== Segment start ==
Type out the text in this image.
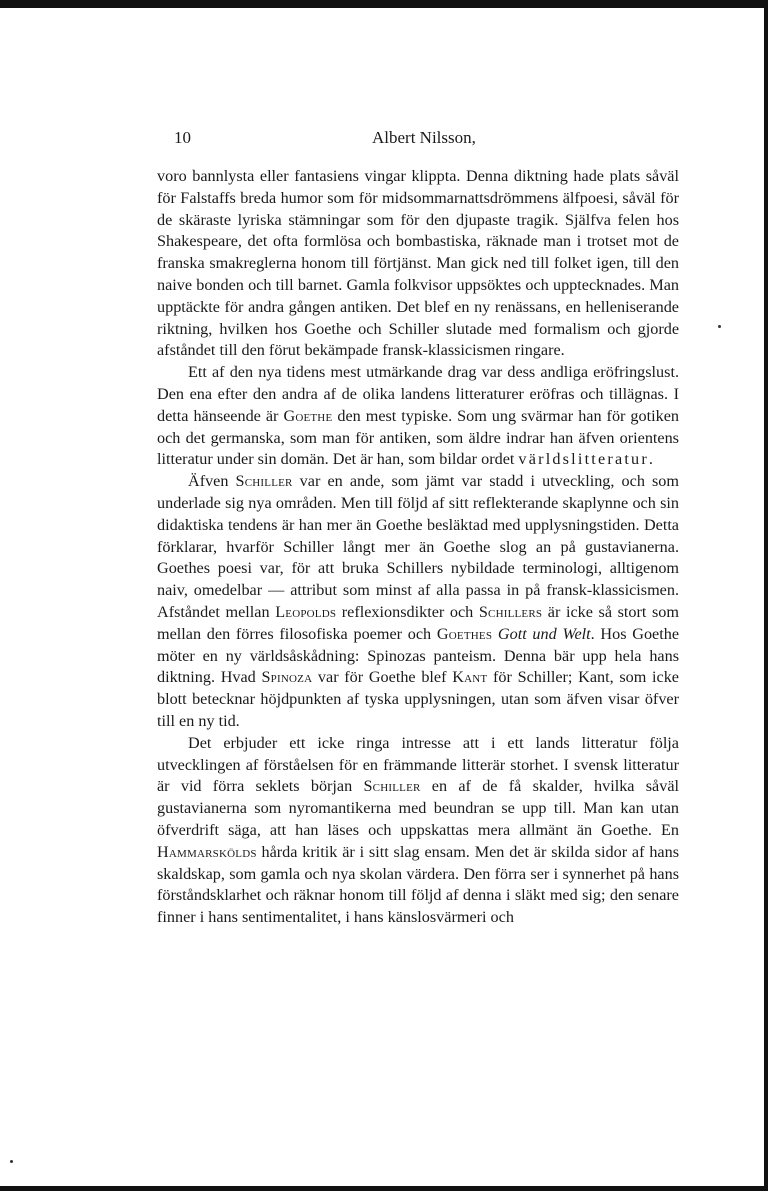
10	Albert Nilsson,

voro bannlysta eller fantasiens vingar klippta. Denna diktning hade plats såväl för Falstaffs breda humor som för midsommarnattsdrömmens älfpoesi, såväl för de skäraste lyriska stämningar som för den djupaste tragik. Själfva felen hos Shakespeare, det ofta formlösa och bombastiska, räknade man i trotset mot de franska smakreglerna honom till förtjänst. Man gick ned till folket igen, till den naive bonden och till barnet. Gamla folkvisor uppsöktes och upptecknаdes. Man upptäckte för andra gången antiken. Det blef en ny renässans, en helleniserande riktning, hvilken hos Goethe och Schiller slutade med formalism och gjorde afståndet till den förut bekämpade fransk-klassicismen ringare.

Ett af den nya tidens mest utmärkande drag var dess andliga eröfringslust. Den ena efter den andra af de olika landens litteraturer eröfras och tillägnas. I detta hänseende är Goethe den mest typiske. Som ung svärmar han för gotiken och det germanska, som man för antiken, som äldre indrar han äfven orientens litteratur under sin domän. Det är han, som bildar ordet världslitteratur.

Äfven Schiller var en ande, som jämt var stadd i utveckling, och som underlade sig nya områden. Men till följd af sitt reflekterande skaplynne och sin didaktiska tendens är han mer än Goethe besläktad med upplysningstiden. Detta förklarar, hvarför Schiller långt mer än Goethe slog an på gustavianerna. Goethes poesi var, för att bruka Schillers nybildade terminologi, alltigenom naiv, omedelbar — attribut som minst af alla passa in på fransk-klassicismen. Afståndet mellan Leopolds reflexionsdikter och Schillers är icke så stort som mellan den förres filosofiska poemer och Goethes Gott und Welt. Hos Goethe möter en ny världsåskådning: Spinozas panteism. Denna bär upp hela hans diktning. Hvad Spinoza var för Goethe blef Kant för Schiller; Kant, som icke blott betecknar höjdpunkten af tyska upplysningen, utan som äfven visar öfver till en ny tid.

Det erbjuder ett icke ringa intresse att i ett lands litteratur följa utvecklingen af förståelsen för en främmande litterär storhet. I svensk litteratur är vid förra seklets början Schiller en af de få skalder, hvilka såväl gustavianerna som nyromantikerna med beundran se upp till. Man kan utan öfverdrift säga, att han läses och uppskattas mera allmänt än Goethe. En Hammarskölds hårda kritik är i sitt slag ensam. Men det är skilda sidor af hans skaldskap, som gamla och nya skolan värdera. Den förra ser i synnerhet på hans förståndsklarhet och räknar honom till följd af denna i släkt med sig; den senare finner i hans sentimentalitet, i hans känslosvärmeri och
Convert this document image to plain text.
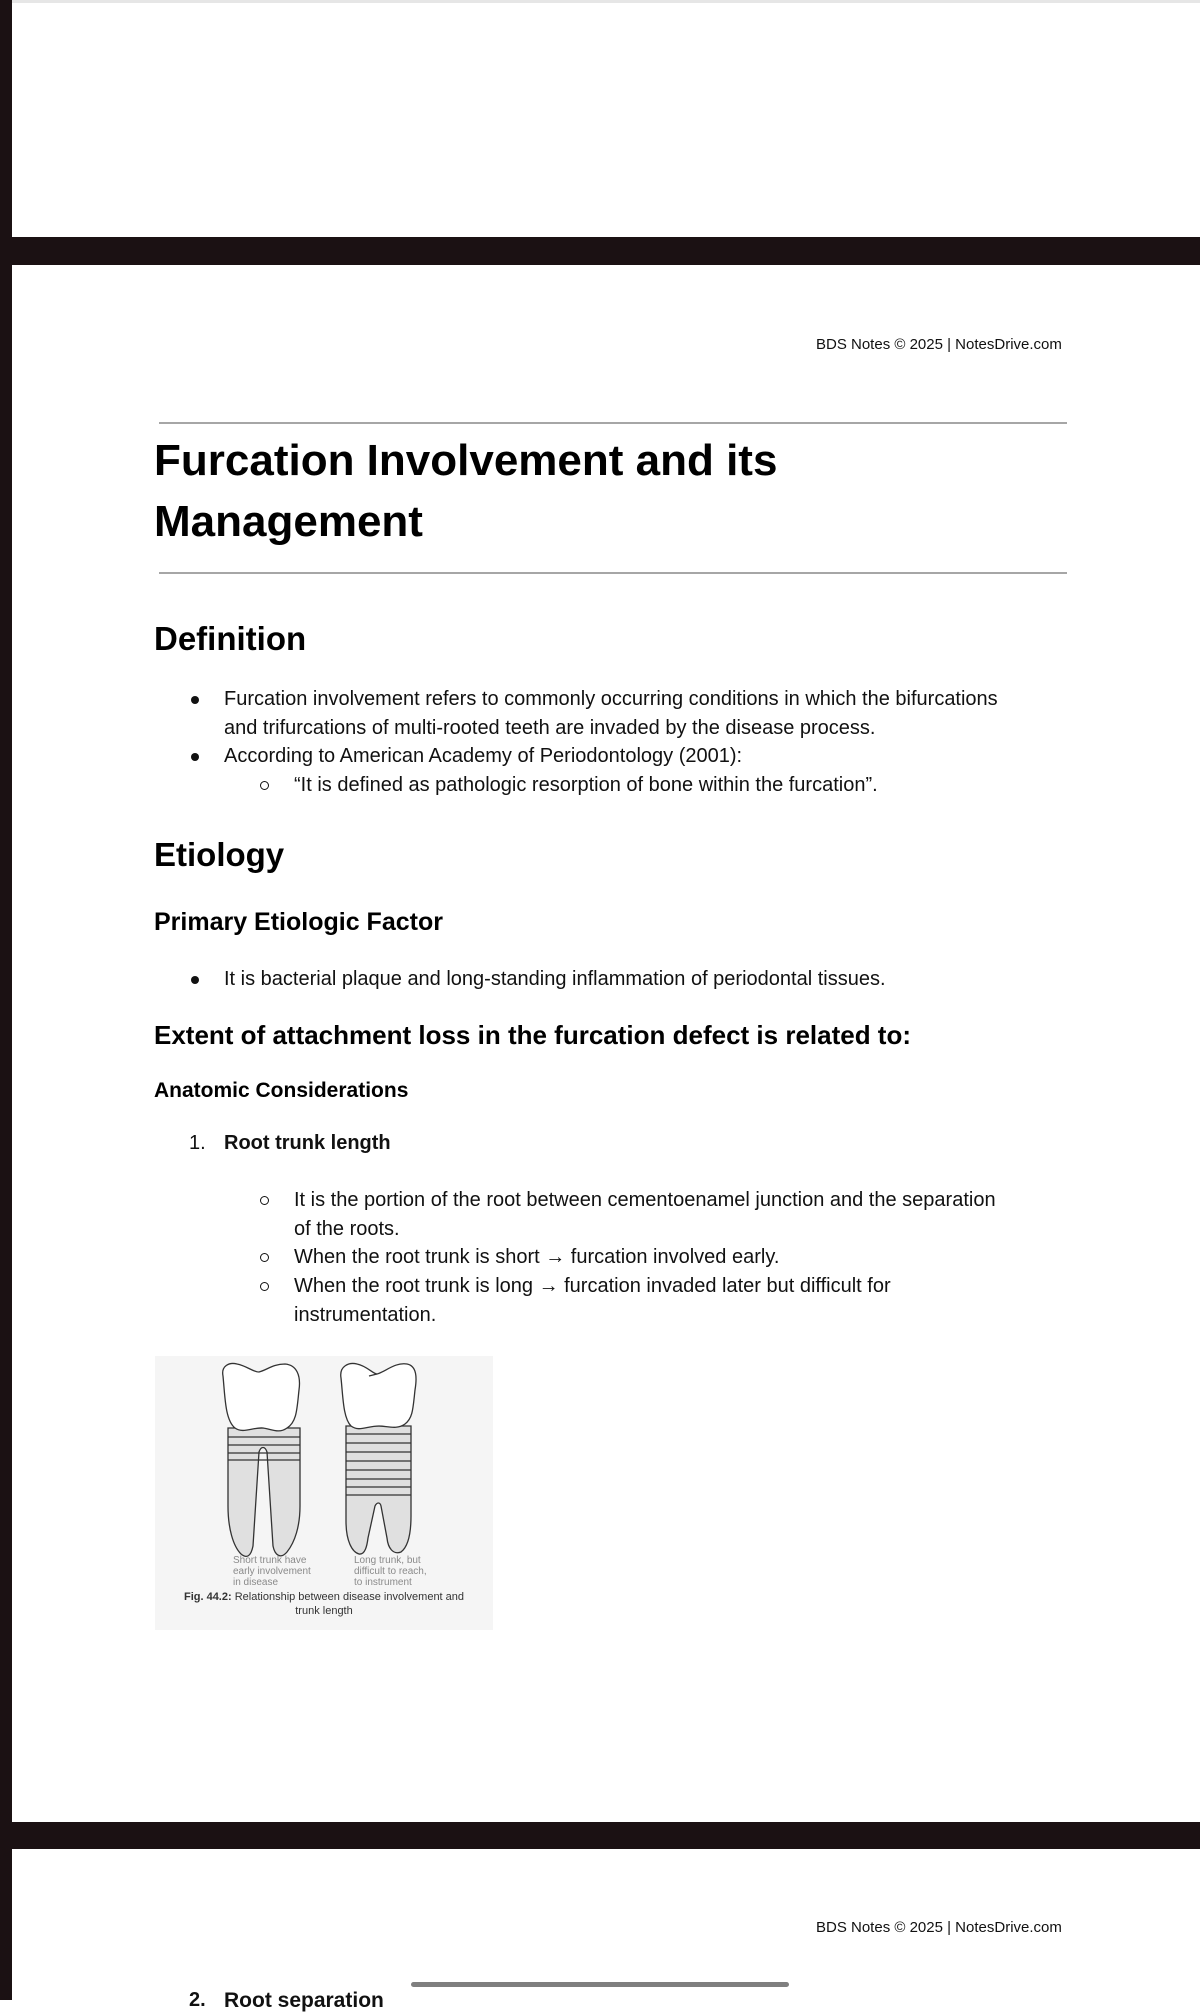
BDS Notes © 2025 | NotesDrive.com
Furcation Involvement and its
Management
Definition
Furcation involvement refers to commonly occurring conditions in which the bifurcations
and trifurcations of multi-rooted teeth are invaded by the disease process.
According to American Academy of Periodontology (2001):
“It is defined as pathologic resorption of bone within the furcation”.
Etiology
Primary Etiologic Factor
It is bacterial plaque and long-standing inflammation of periodontal tissues.
Extent of attachment loss in the furcation defect is related to:
Anatomic Considerations
1. Root trunk length
It is the portion of the root between cementoenamel junction and the separation
of the roots.
When the root trunk is short → furcation involved early.
When the root trunk is long → furcation invaded later but difficult for
instrumentation.
Short trunk have
early involvement
in disease
Long trunk, but
difficult to reach,
to instrument
Fig. 44.2: Relationship between disease involvement and
trunk length
BDS Notes © 2025 | NotesDrive.com
2. Root separation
== Segment end ==
TASK ITEM ::
Print every record exactly without the images.

EXERCISE SOLUTION ::
Type out the text in this image.
10	Albert Nilsson,

voro bannlysta eller fantasiens vingar klippta. Denna diktning hade plats såväl för Falstaffs breda humor som för midsommarnattsdrömmens älfpoesi, såväl för de skäraste lyriska stämningar som för den djupaste tragik. Själfva felen hos Shakespeare, det ofta formlösa och bombastiska, räknade man i trotset mot de franska smakreglerna honom till förtjänst. Man gick ned till folket igen, till den naive bonden och till barnet. Gamla folkvisor uppsöktes och upptecknаdes. Man upptäckte för andra gången antiken. Det blef en ny renässans, en helleniserande riktning, hvilken hos Goethe och Schiller slutade med formalism och gjorde afståndet till den förut bekämpade fransk-klassicismen ringare.

Ett af den nya tidens mest utmärkande drag var dess andliga eröfringslust. Den ena efter den andra af de olika landens litteraturer eröfras och tillägnas. I detta hänseende är Goethe den mest typiske. Som ung svärmar han för gotiken och det germanska, som man för antiken, som äldre indrar han äfven orientens litteratur under sin domän. Det är han, som bildar ordet världslitteratur.

Äfven Schiller var en ande, som jämt var stadd i utveckling, och som underlade sig nya områden. Men till följd af sitt reflekterande skaplynne och sin didaktiska tendens är han mer än Goethe besläktad med upplysningstiden. Detta förklarar, hvarför Schiller långt mer än Goethe slog an på gustavianerna. Goethes poesi var, för att bruka Schillers nybildade terminologi, alltigenom naiv, omedelbar — attribut som minst af alla passa in på fransk-klassicismen. Afståndet mellan Leopolds reflexionsdikter och Schillers är icke så stort som mellan den förres filosofiska poemer och Goethes Gott und Welt. Hos Goethe möter en ny världsåskådning: Spinozas panteism. Denna bär upp hela hans diktning. Hvad Spinoza var för Goethe blef Kant för Schiller; Kant, som icke blott betecknar höjdpunkten af tyska upplysningen, utan som äfven visar öfver till en ny tid.

Det erbjuder ett icke ringa intresse att i ett lands litteratur följa utvecklingen af förståelsen för en främmande litterär storhet. I svensk litteratur är vid förra seklets början Schiller en af de få skalder, hvilka såväl gustavianerna som nyromantikerna med beundran se upp till. Man kan utan öfverdrift säga, att han läses och uppskattas mera allmänt än Goethe. En Hammarskölds hårda kritik är i sitt slag ensam. Men det är skilda sidor af hans skaldskap, som gamla och nya skolan värdera. Den förra ser i synnerhet på hans förståndsklarhet och räknar honom till följd af denna i släkt med sig; den senare finner i hans sentimentalitet, i hans känslosvärmeri och
Convert this document image to plain text.
BDS Notes © 2025 | NotesDrive.com
Furcation Involvement and its
Management
Definition
Furcation involvement refers to commonly occurring conditions in which the bifurcations
and trifurcations of multi-rooted teeth are invaded by the disease process.
According to American Academy of Periodontology (2001):
“It is defined as pathologic resorption of bone within the furcation”.
Etiology
Primary Etiologic Factor
It is bacterial plaque and long-standing inflammation of periodontal tissues.
Extent of attachment loss in the furcation defect is related to:
Anatomic Considerations
1. Root trunk length
It is the portion of the root between cementoenamel junction and the separation
of the roots.
When the root trunk is short → furcation involved early.
When the root trunk is long → furcation invaded later but difficult for
instrumentation.
Short trunk have
early involvement
in disease
Long trunk, but
difficult to reach,
to instrument
Fig. 44.2: Relationship between disease involvement and
trunk length
BDS Notes © 2025 | NotesDrive.com
2. Root separation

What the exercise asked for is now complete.